[START OF AVAILABLE RECORDS]
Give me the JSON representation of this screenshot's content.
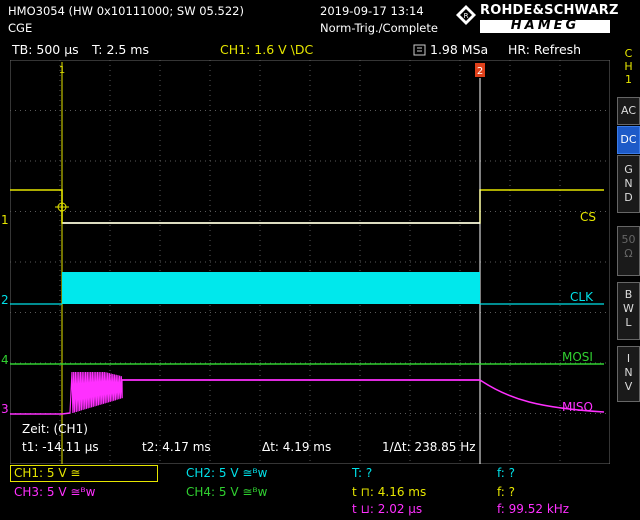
{
  "header": {
    "model": "HMO3054 (HW 0x10111000; SW 05.522)",
    "label": "CGE",
    "datetime": "2019-09-17 13:14",
    "trigger_status": "Norm-Trig./Complete",
    "brand_top": "ROHDE&SCHWARZ",
    "brand_bottom": "HAMEG"
  },
  "topbar": {
    "timebase": "TB: 500 µs",
    "trigger_time": "T: 2.5 ms",
    "trigger_source": "CH1: 1.6 V \\DC",
    "sample_rate": "1.98 MSa",
    "hr_mode": "HR: Refresh"
  },
  "side_menu": {
    "ch_title": "C H 1",
    "ac": "AC",
    "dc": "DC",
    "gnd": "G N D",
    "fifty": "50 Ω",
    "bwl": "B W L",
    "inv": "I N V"
  },
  "channels": {
    "cs": "CS",
    "clk": "CLK",
    "mosi": "MOSI",
    "miso": "MISO",
    "ch_markers": [
      "1",
      "2",
      "3",
      "4"
    ]
  },
  "measurements": {
    "zeit": "Zeit: (CH1)",
    "t1": "t1: -14.11 µs",
    "t2": "t2: 4.17 ms",
    "dt": "Δt: 4.19 ms",
    "inv_dt": "1/Δt: 238.85 Hz"
  },
  "footer": {
    "ch1": "CH1: 5 V ≅",
    "ch2": "CH2: 5 V ≅ᴮᴡ",
    "ch3": "CH3: 5 V ≅ᴮᴡ",
    "ch4": "CH4: 5 V ≅ᴮᴡ",
    "period_label": "T: ?",
    "freq_label_1": "f: ?",
    "pos_width": "t ⊓: 4.16 ms",
    "freq_label_2": "f: ?",
    "neg_width": "t ⊔: 2.02 µs",
    "freq_value": "f: 99.52 kHz"
  },
  "colors": {
    "ch1": "#e6e600",
    "ch2": "#00e0e8",
    "ch3": "#ff30ff",
    "ch4": "#30d030",
    "grid": "#5a5a5a"
  }
}
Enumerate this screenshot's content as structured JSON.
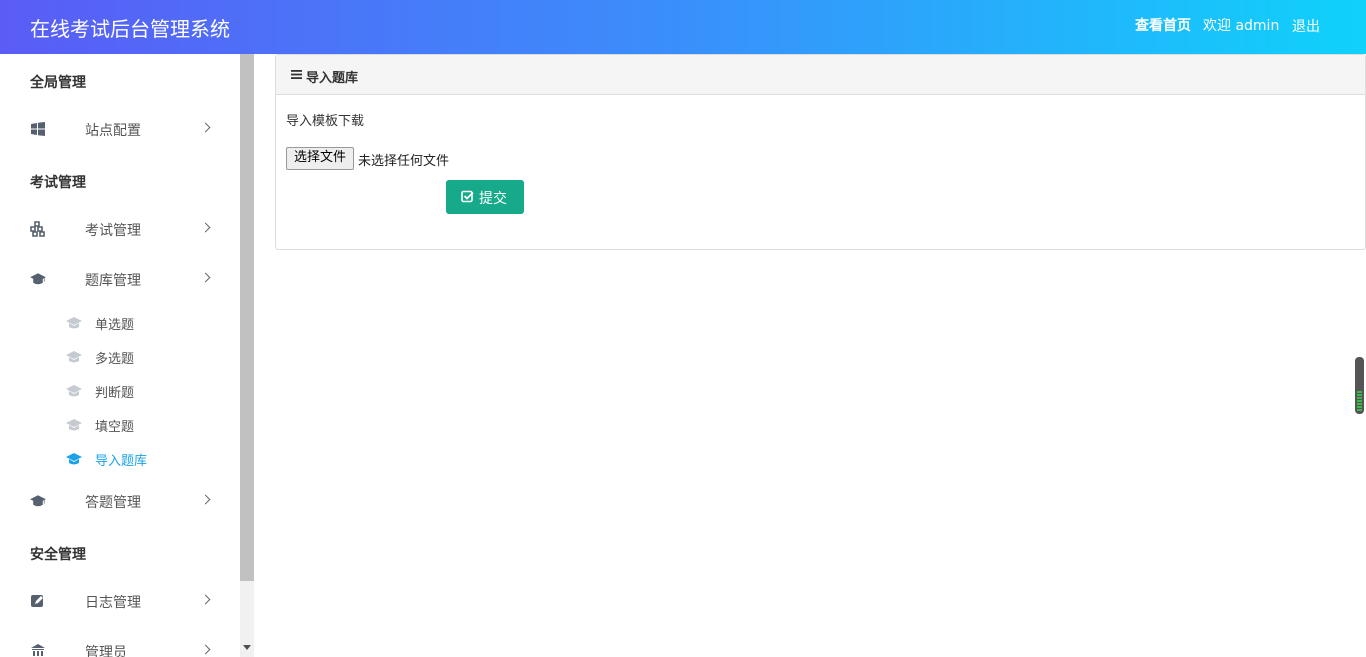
{
  "header": {
    "title": "在线考试后台管理系统",
    "home_link": "查看首页",
    "welcome": "欢迎 admin",
    "logout": "退出"
  },
  "sidebar": {
    "sections": [
      {
        "title": "全局管理",
        "items": [
          {
            "label": "站点配置",
            "icon": "windows-icon"
          }
        ]
      },
      {
        "title": "考试管理",
        "items": [
          {
            "label": "考试管理",
            "icon": "cubes-icon"
          },
          {
            "label": "题库管理",
            "icon": "graduation-cap-icon",
            "children": [
              {
                "label": "单选题"
              },
              {
                "label": "多选题"
              },
              {
                "label": "判断题"
              },
              {
                "label": "填空题"
              },
              {
                "label": "导入题库",
                "active": true
              }
            ]
          },
          {
            "label": "答题管理",
            "icon": "graduation-cap-icon"
          }
        ]
      },
      {
        "title": "安全管理",
        "items": [
          {
            "label": "日志管理",
            "icon": "edit-icon"
          },
          {
            "label": "管理员",
            "icon": "bank-icon"
          }
        ]
      }
    ]
  },
  "panel": {
    "title": "导入题库",
    "template_link": "导入模板下载",
    "file_button": "选择文件",
    "file_status": "未选择任何文件",
    "submit": "提交"
  },
  "colors": {
    "header_gradient_start": "#5a5cf6",
    "header_gradient_end": "#0fd2fb",
    "active": "#1aa3e8",
    "submit": "#16a98a"
  }
}
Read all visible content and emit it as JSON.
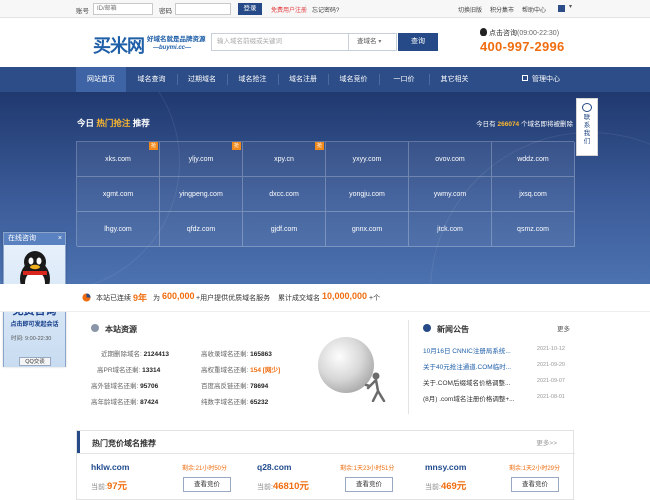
{
  "topbar": {
    "account_label": "账号",
    "account_placeholder": "ID/邮箱",
    "password_label": "密码",
    "login_button": "登录",
    "register_link": "免费用户注册",
    "forgot_link": "忘记密码?",
    "links": [
      "切换旧版",
      "积分集市",
      "帮助中心"
    ]
  },
  "header": {
    "logo_text": "买米网",
    "slogan": "好域名就是品牌资源",
    "slogan_sub": "—buymi.cc—",
    "search_placeholder": "输入域名前缀或关键词",
    "search_type": "查域名",
    "search_button": "查询",
    "consult_text": "点击咨询",
    "consult_hours": "(09:00-22:30)",
    "phone": "400-997-2996"
  },
  "nav": {
    "items": [
      "网站首页",
      "域名查询",
      "过期域名",
      "域名抢注",
      "域名注册",
      "域名竞价",
      "一口价",
      "其它相关"
    ],
    "admin": "管理中心"
  },
  "hero": {
    "title_prefix": "今日",
    "title_highlight": "热门抢注",
    "title_suffix": "推荐",
    "count_prefix": "今日有",
    "count": "266074",
    "count_suffix": "个域名即将被删除",
    "domains": [
      {
        "name": "xks.com",
        "tag": "抢"
      },
      {
        "name": "yljy.com",
        "tag": "抢"
      },
      {
        "name": "xpy.cn",
        "tag": "抢"
      },
      {
        "name": "yxyy.com",
        "tag": ""
      },
      {
        "name": "ovov.com",
        "tag": ""
      },
      {
        "name": "wddz.com",
        "tag": ""
      },
      {
        "name": "xgmt.com",
        "tag": ""
      },
      {
        "name": "yingpeng.com",
        "tag": ""
      },
      {
        "name": "dxcc.com",
        "tag": ""
      },
      {
        "name": "yongju.com",
        "tag": ""
      },
      {
        "name": "ywmy.com",
        "tag": ""
      },
      {
        "name": "jxsq.com",
        "tag": ""
      },
      {
        "name": "lhgy.com",
        "tag": ""
      },
      {
        "name": "qfdz.com",
        "tag": ""
      },
      {
        "name": "gjdf.com",
        "tag": ""
      },
      {
        "name": "gnnx.com",
        "tag": ""
      },
      {
        "name": "jtck.com",
        "tag": ""
      },
      {
        "name": "qsmz.com",
        "tag": ""
      }
    ]
  },
  "side_float": {
    "text": [
      "联",
      "系",
      "我",
      "们"
    ]
  },
  "qq_float": {
    "title": "在线咨询",
    "close": "×",
    "free": "免费咨询",
    "sub": "点击即可发起会话",
    "time": "时间:  9:00-22:30",
    "button": "QQ交谈"
  },
  "stats": {
    "p1": "本站已连续",
    "years": "9年",
    "p2": "为",
    "users": "600,000",
    "p3": "+用户提供优质域名服务",
    "p4": "累计成交域名",
    "deals": "10,000,000",
    "p5": "+个"
  },
  "resources": {
    "title": "本站资源",
    "rows": [
      {
        "label": "近期删除域名:",
        "value": "2124413",
        "label2": "高收录域名还剩:",
        "value2": "165863"
      },
      {
        "label": "高PR域名还剩:",
        "value": "13314",
        "label2": "高权重域名还剩:",
        "value2": "154 [网少]"
      },
      {
        "label": "高外链域名还剩:",
        "value": "95706",
        "label2": "百度高反链还剩:",
        "value2": "78694"
      },
      {
        "label": "高年龄域名还剩:",
        "value": "87424",
        "label2": "纯数字域名还剩:",
        "value2": "65232"
      }
    ]
  },
  "news": {
    "title": "新闻公告",
    "more": "更多",
    "items": [
      {
        "text": "10月16日 CNNIC注册局系统...",
        "date": "2021-10-12"
      },
      {
        "text": "关于40元抢注通道.COM临时...",
        "date": "2021-09-20"
      },
      {
        "text": "关于.COM后缀域名价格调整...",
        "date": "2021-09-07"
      },
      {
        "text": "(8月) .com域名注册价格调整+...",
        "date": "2021-08-01"
      }
    ]
  },
  "auction": {
    "title": "热门竞价域名推荐",
    "more": "更多>>",
    "price_prefix": "当前:",
    "button": "查看竞价",
    "items": [
      {
        "domain": "hklw.com",
        "remain": "剩余:21小时50分",
        "price": "97元"
      },
      {
        "domain": "q28.com",
        "remain": "剩余:1天23小时51分",
        "price": "46810元"
      },
      {
        "domain": "mnsy.com",
        "remain": "剩余:1天2小时29分",
        "price": "469元"
      }
    ]
  },
  "colors": {
    "brand": "#264a87",
    "accent": "#f06d0f",
    "nav": "#2c4d88"
  }
}
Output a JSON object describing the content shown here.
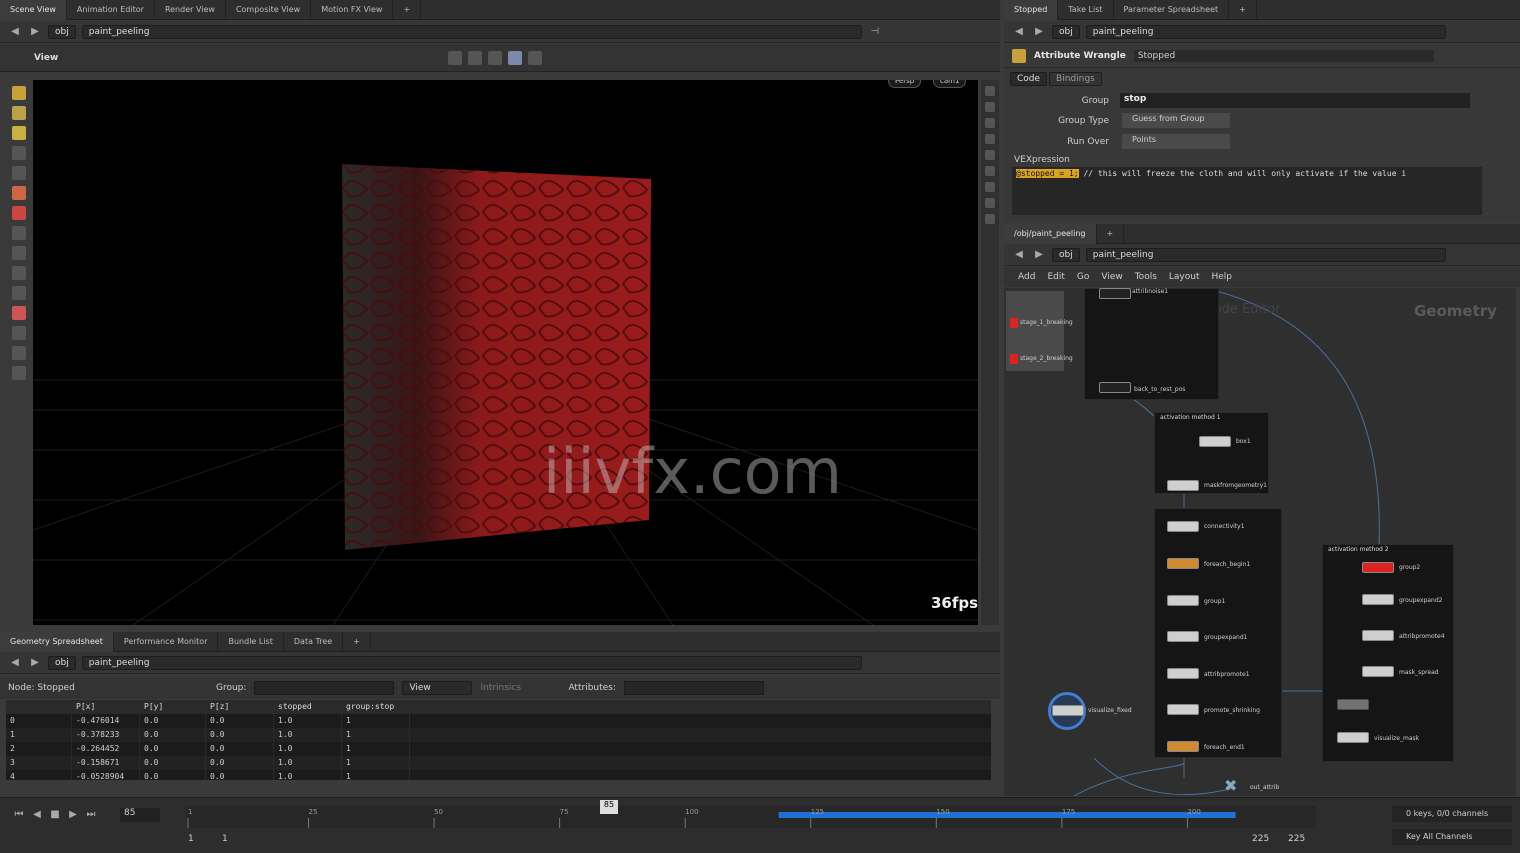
[END OF AVAILABLE RECORDS]
- _PROBLEM_
Give the data above again in full and unchanged, skipping the pictures.

- _REPLY TO THE EXERCISE_
Give me the JSON representation of this screenshot's content.
{
  "header": {
    "model": "HMO3054 (HW 0x10111000; SW 05.522)",
    "label": "CGE",
    "datetime": "2019-09-17 13:14",
    "trigger_status": "Norm-Trig./Complete",
    "brand_top": "ROHDE&SCHWARZ",
    "brand_bottom": "HAMEG"
  },
  "topbar": {
    "timebase": "TB: 500 µs",
    "trigger_time": "T: 2.5 ms",
    "trigger_source": "CH1: 1.6 V \\DC",
    "sample_rate": "1.98 MSa",
    "hr_mode": "HR: Refresh"
  },
  "side_menu": {
    "ch_title": "C H 1",
    "ac": "AC",
    "dc": "DC",
    "gnd": "G N D",
    "fifty": "50 Ω",
    "bwl": "B W L",
    "inv": "I N V"
  },
  "channels": {
    "cs": "CS",
    "clk": "CLK",
    "mosi": "MOSI",
    "miso": "MISO",
    "ch_markers": [
      "1",
      "2",
      "3",
      "4"
    ]
  },
  "measurements": {
    "zeit": "Zeit: (CH1)",
    "t1": "t1: -14.11 µs",
    "t2": "t2: 4.17 ms",
    "dt": "Δt: 4.19 ms",
    "inv_dt": "1/Δt: 238.85 Hz"
  },
  "footer": {
    "ch1": "CH1: 5 V ≅",
    "ch2": "CH2: 5 V ≅ᴮᴡ",
    "ch3": "CH3: 5 V ≅ᴮᴡ",
    "ch4": "CH4: 5 V ≅ᴮᴡ",
    "period_label": "T: ?",
    "freq_label_1": "f: ?",
    "pos_width": "t ⊓: 4.16 ms",
    "freq_label_2": "f: ?",
    "neg_width": "t ⊔: 2.02 µs",
    "freq_value": "f: 99.52 kHz"
  },
  "colors": {
    "ch1": "#e6e600",
    "ch2": "#00e0e8",
    "ch3": "#ff30ff",
    "ch4": "#30d030",
    "grid": "#5a5a5a"
  }
}
Enumerate this screenshot's content as structured JSON.
{
  "header": {
    "title": "在线考试后台管理系统",
    "home_link": "查看首页",
    "welcome": "欢迎 admin",
    "logout": "退出"
  },
  "sidebar": {
    "sections": [
      {
        "title": "全局管理",
        "items": [
          {
            "label": "站点配置",
            "icon": "windows-icon"
          }
        ]
      },
      {
        "title": "考试管理",
        "items": [
          {
            "label": "考试管理",
            "icon": "cubes-icon"
          },
          {
            "label": "题库管理",
            "icon": "graduation-cap-icon",
            "children": [
              {
                "label": "单选题"
              },
              {
                "label": "多选题"
              },
              {
                "label": "判断题"
              },
              {
                "label": "填空题"
              },
              {
                "label": "导入题库",
                "active": true
              }
            ]
          },
          {
            "label": "答题管理",
            "icon": "graduation-cap-icon"
          }
        ]
      },
      {
        "title": "安全管理",
        "items": [
          {
            "label": "日志管理",
            "icon": "edit-icon"
          },
          {
            "label": "管理员",
            "icon": "bank-icon"
          }
        ]
      }
    ]
  },
  "panel": {
    "title": "导入题库",
    "template_link": "导入模板下载",
    "file_button": "选择文件",
    "file_status": "未选择任何文件",
    "submit": "提交"
  },
  "colors": {
    "header_gradient_start": "#5a5cf6",
    "header_gradient_end": "#0fd2fb",
    "active": "#1aa3e8",
    "submit": "#16a98a"
  }
}
Read all visible content and emit it as JSON.
{
  "topbar": {
    "account_label": "账号",
    "account_placeholder": "ID/邮箱",
    "password_label": "密码",
    "login_button": "登录",
    "register_link": "免费用户注册",
    "forgot_link": "忘记密码?",
    "links": [
      "切换旧版",
      "积分集市",
      "帮助中心"
    ]
  },
  "header": {
    "logo_text": "买米网",
    "slogan": "好域名就是品牌资源",
    "slogan_sub": "—buymi.cc—",
    "search_placeholder": "输入域名前缀或关键词",
    "search_type": "查域名",
    "search_button": "查询",
    "consult_text": "点击咨询",
    "consult_hours": "(09:00-22:30)",
    "phone": "400-997-2996"
  },
  "nav": {
    "items": [
      "网站首页",
      "域名查询",
      "过期域名",
      "域名抢注",
      "域名注册",
      "域名竞价",
      "一口价",
      "其它相关"
    ],
    "admin": "管理中心"
  },
  "hero": {
    "title_prefix": "今日",
    "title_highlight": "热门抢注",
    "title_suffix": "推荐",
    "count_prefix": "今日有",
    "count": "266074",
    "count_suffix": "个域名即将被删除",
    "domains": [
      {
        "name": "xks.com",
        "tag": "抢"
      },
      {
        "name": "yljy.com",
        "tag": "抢"
      },
      {
        "name": "xpy.cn",
        "tag": "抢"
      },
      {
        "name": "yxyy.com",
        "tag": ""
      },
      {
        "name": "ovov.com",
        "tag": ""
      },
      {
        "name": "wddz.com",
        "tag": ""
      },
      {
        "name": "xgmt.com",
        "tag": ""
      },
      {
        "name": "yingpeng.com",
        "tag": ""
      },
      {
        "name": "dxcc.com",
        "tag": ""
      },
      {
        "name": "yongju.com",
        "tag": ""
      },
      {
        "name": "ywmy.com",
        "tag": ""
      },
      {
        "name": "jxsq.com",
        "tag": ""
      },
      {
        "name": "lhgy.com",
        "tag": ""
      },
      {
        "name": "qfdz.com",
        "tag": ""
      },
      {
        "name": "gjdf.com",
        "tag": ""
      },
      {
        "name": "gnnx.com",
        "tag": ""
      },
      {
        "name": "jtck.com",
        "tag": ""
      },
      {
        "name": "qsmz.com",
        "tag": ""
      }
    ]
  },
  "side_float": {
    "text": [
      "联",
      "系",
      "我",
      "们"
    ]
  },
  "qq_float": {
    "title": "在线咨询",
    "close": "×",
    "free": "免费咨询",
    "sub": "点击即可发起会话",
    "time": "时间:  9:00-22:30",
    "button": "QQ交谈"
  },
  "stats": {
    "p1": "本站已连续",
    "years": "9年",
    "p2": "为",
    "users": "600,000",
    "p3": "+用户提供优质域名服务",
    "p4": "累计成交域名",
    "deals": "10,000,000",
    "p5": "+个"
  },
  "resources": {
    "title": "本站资源",
    "rows": [
      {
        "label": "近期删除域名:",
        "value": "2124413",
        "label2": "高收录域名还剩:",
        "value2": "165863"
      },
      {
        "label": "高PR域名还剩:",
        "value": "13314",
        "label2": "高权重域名还剩:",
        "value2": "154 [网少]"
      },
      {
        "label": "高外链域名还剩:",
        "value": "95706",
        "label2": "百度高反链还剩:",
        "value2": "78694"
      },
      {
        "label": "高年龄域名还剩:",
        "value": "87424",
        "label2": "纯数字域名还剩:",
        "value2": "65232"
      }
    ]
  },
  "news": {
    "title": "新闻公告",
    "more": "更多",
    "items": [
      {
        "text": "10月16日 CNNIC注册局系统...",
        "date": "2021-10-12"
      },
      {
        "text": "关于40元抢注通道.COM临时...",
        "date": "2021-09-20"
      },
      {
        "text": "关于.COM后缀域名价格调整...",
        "date": "2021-09-07"
      },
      {
        "text": "(8月) .com域名注册价格调整+...",
        "date": "2021-08-01"
      }
    ]
  },
  "auction": {
    "title": "热门竞价域名推荐",
    "more": "更多>>",
    "price_prefix": "当前:",
    "button": "查看竞价",
    "items": [
      {
        "domain": "hklw.com",
        "remain": "剩余:21小时50分",
        "price": "97元"
      },
      {
        "domain": "q28.com",
        "remain": "剩余:1天23小时51分",
        "price": "46810元"
      },
      {
        "domain": "mnsy.com",
        "remain": "剩余:1天2小时29分",
        "price": "469元"
      }
    ]
  },
  "colors": {
    "brand": "#264a87",
    "accent": "#f06d0f",
    "nav": "#2c4d88"
  }
}
Output a JSON object describing the content shown here.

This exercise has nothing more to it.